Instructions to follow → Pull each line holding "SDTVAR" out of the entries below.

═══ Extracted records ═══

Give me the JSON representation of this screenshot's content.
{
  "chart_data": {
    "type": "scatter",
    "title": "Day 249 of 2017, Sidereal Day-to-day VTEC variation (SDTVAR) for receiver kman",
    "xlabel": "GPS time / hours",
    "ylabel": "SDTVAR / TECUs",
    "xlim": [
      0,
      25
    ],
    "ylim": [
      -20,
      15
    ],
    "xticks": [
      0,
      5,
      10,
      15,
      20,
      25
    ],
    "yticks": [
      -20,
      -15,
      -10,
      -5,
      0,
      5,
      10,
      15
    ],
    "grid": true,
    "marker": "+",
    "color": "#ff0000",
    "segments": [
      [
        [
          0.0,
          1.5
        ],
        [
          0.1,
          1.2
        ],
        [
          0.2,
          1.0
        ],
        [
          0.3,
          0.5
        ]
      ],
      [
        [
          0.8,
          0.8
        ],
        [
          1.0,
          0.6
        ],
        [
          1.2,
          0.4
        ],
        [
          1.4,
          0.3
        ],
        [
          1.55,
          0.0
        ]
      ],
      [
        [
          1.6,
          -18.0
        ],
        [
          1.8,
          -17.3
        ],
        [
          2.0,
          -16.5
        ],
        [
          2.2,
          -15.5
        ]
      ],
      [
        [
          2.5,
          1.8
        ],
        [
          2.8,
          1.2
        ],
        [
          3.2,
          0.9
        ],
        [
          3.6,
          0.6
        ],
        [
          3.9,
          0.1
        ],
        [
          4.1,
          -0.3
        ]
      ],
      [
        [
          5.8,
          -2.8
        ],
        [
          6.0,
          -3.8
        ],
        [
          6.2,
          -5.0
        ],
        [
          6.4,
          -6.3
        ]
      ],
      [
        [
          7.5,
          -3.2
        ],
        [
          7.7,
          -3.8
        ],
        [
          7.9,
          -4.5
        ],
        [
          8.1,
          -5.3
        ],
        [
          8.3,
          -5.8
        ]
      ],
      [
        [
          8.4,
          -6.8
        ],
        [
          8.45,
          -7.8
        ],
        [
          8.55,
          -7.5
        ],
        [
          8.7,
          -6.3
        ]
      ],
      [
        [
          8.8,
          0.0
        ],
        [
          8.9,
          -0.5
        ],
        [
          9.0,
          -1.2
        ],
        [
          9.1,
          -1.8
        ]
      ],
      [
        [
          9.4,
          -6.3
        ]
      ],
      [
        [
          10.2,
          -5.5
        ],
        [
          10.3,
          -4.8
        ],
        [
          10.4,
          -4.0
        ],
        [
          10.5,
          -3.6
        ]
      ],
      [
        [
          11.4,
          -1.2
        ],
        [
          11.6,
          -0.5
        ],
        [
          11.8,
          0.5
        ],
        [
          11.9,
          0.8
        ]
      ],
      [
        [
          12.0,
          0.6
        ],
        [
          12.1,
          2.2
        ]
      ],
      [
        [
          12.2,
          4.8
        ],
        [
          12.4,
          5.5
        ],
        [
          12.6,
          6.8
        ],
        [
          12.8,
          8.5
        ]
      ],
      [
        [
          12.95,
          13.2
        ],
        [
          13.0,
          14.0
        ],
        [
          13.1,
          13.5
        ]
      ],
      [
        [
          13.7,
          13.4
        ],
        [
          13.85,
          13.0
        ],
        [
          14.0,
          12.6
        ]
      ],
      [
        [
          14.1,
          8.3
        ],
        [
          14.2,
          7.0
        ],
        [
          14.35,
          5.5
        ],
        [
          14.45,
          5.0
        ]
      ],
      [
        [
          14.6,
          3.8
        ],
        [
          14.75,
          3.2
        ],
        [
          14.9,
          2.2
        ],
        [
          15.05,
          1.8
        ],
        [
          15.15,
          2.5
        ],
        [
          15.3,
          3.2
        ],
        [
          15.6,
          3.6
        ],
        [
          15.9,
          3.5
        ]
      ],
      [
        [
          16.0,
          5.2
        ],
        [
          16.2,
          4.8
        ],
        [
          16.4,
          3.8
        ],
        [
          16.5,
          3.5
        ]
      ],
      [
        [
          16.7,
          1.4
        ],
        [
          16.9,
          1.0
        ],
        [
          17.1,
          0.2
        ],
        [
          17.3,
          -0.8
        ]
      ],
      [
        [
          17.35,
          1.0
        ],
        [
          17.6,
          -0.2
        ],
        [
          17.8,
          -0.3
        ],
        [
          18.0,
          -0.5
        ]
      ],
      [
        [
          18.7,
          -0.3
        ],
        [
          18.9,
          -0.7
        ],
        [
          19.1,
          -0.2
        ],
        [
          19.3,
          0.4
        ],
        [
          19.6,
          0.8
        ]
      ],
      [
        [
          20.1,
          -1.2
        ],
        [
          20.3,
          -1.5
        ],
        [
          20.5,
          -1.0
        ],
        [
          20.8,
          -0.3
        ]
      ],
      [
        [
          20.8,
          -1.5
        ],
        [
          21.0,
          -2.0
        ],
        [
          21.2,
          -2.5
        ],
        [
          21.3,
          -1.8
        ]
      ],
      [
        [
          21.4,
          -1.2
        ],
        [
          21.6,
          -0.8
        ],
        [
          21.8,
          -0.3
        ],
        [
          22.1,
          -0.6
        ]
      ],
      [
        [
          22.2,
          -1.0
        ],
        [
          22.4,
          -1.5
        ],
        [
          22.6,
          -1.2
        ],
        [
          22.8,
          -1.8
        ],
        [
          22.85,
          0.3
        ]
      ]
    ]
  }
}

═══

Final answer →
    "title": "Day 249 of 2017, Sidereal Day-to-day VTEC variation (SDTVAR) for receiver kman",
    "ylabel": "SDTVAR / TECUs",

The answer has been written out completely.